What you should do
Identify each line holding the string "ammattilaisten" and copy it.

Given entries

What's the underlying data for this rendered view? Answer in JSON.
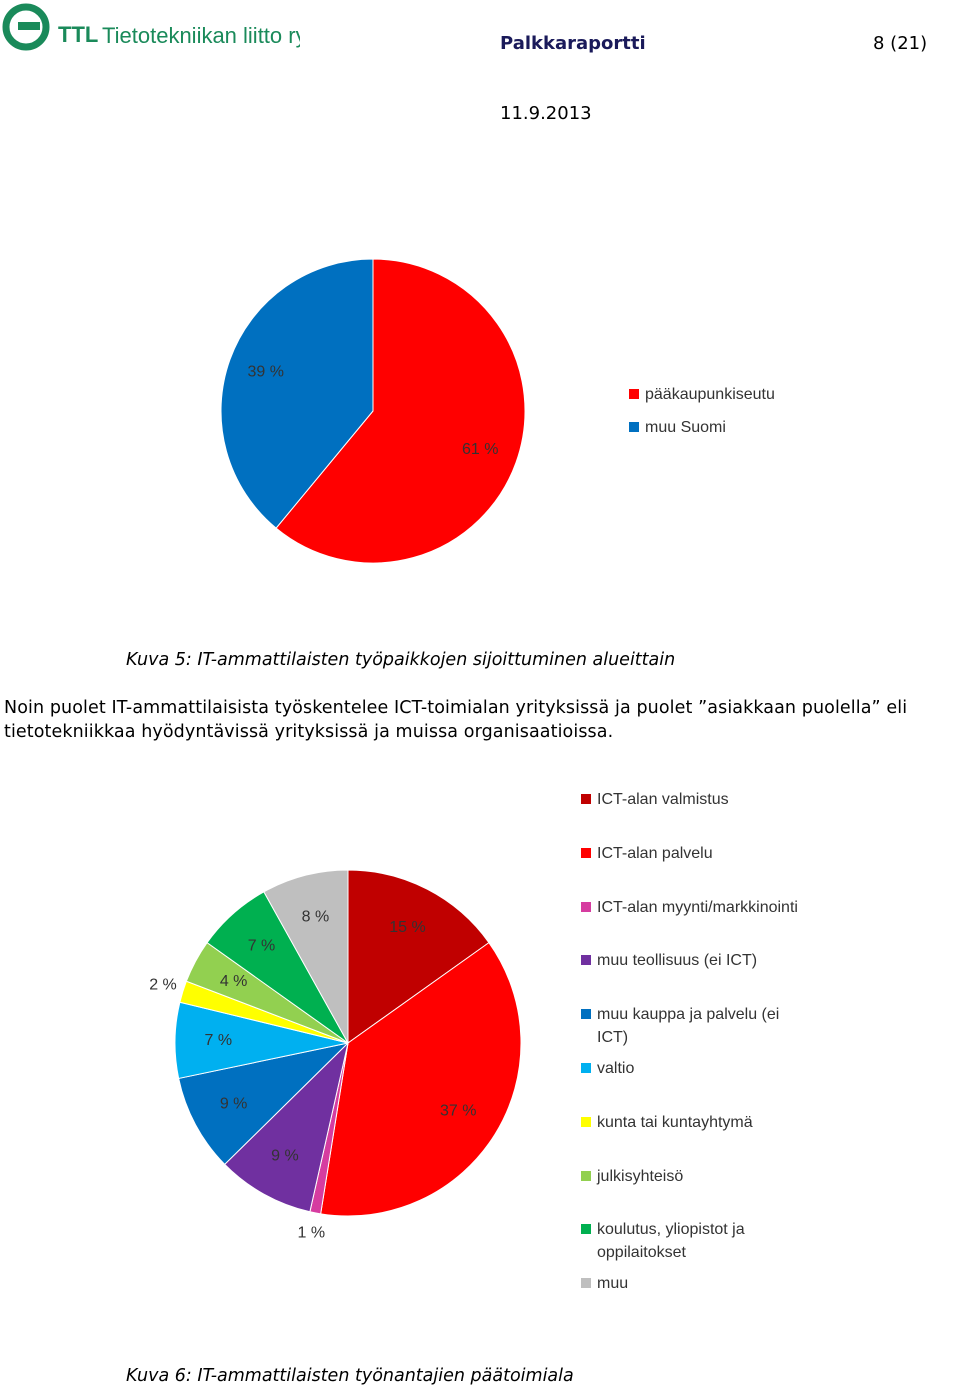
{
  "header": {
    "logo_abbr": "TTL",
    "logo_name": "Tietotekniikan liitto ry",
    "title": "Palkkaraportti",
    "page": "8 (21)",
    "date": "11.9.2013"
  },
  "chart_data": [
    {
      "type": "pie",
      "categories": [
        "pääkaupunkiseutu",
        "muu Suomi"
      ],
      "values": [
        61,
        39
      ],
      "value_labels": [
        "61 %",
        "39 %"
      ],
      "colors": [
        "#ff0000",
        "#0070c0"
      ]
    },
    {
      "type": "pie",
      "categories": [
        "ICT-alan valmistus",
        "ICT-alan palvelu",
        "ICT-alan myynti/markkinointi",
        "muu teollisuus (ei ICT)",
        "muu kauppa ja palvelu (ei ICT)",
        "valtio",
        "kunta tai kuntayhtymä",
        "julkisyhteisö",
        "koulutus, yliopistot ja oppilaitokset",
        "muu"
      ],
      "values": [
        15,
        37,
        1,
        9,
        9,
        7,
        2,
        4,
        7,
        8
      ],
      "value_labels": [
        "15 %",
        "37 %",
        "1 %",
        "9 %",
        "9 %",
        "7 %",
        "2 %",
        "4 %",
        "7 %",
        "8 %"
      ],
      "colors": [
        "#c00000",
        "#ff0000",
        "#d63ca0",
        "#7030a0",
        "#0070c0",
        "#00b0f0",
        "#ffff00",
        "#92d050",
        "#00b050",
        "#bfbfbf"
      ]
    }
  ],
  "caption1": "Kuva 5: IT-ammattilaisten työpaikkojen sijoittuminen alueittain",
  "paragraph": "Noin puolet IT-ammattilaisista työskentelee ICT-toimialan yrityksissä ja puolet ”asiakkaan puolella” eli tietotekniikkaa hyödyntävissä yrityksissä ja muissa organisaatioissa.",
  "caption2": "Kuva 6: IT-ammattilaisten työnantajien päätoimiala"
}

Complete answer
  "caption1": "Kuva 5: IT-ammattilaisten työpaikkojen sijoittuminen alueittain",
  "caption2": "Kuva 6: IT-ammattilaisten työnantajien päätoimiala"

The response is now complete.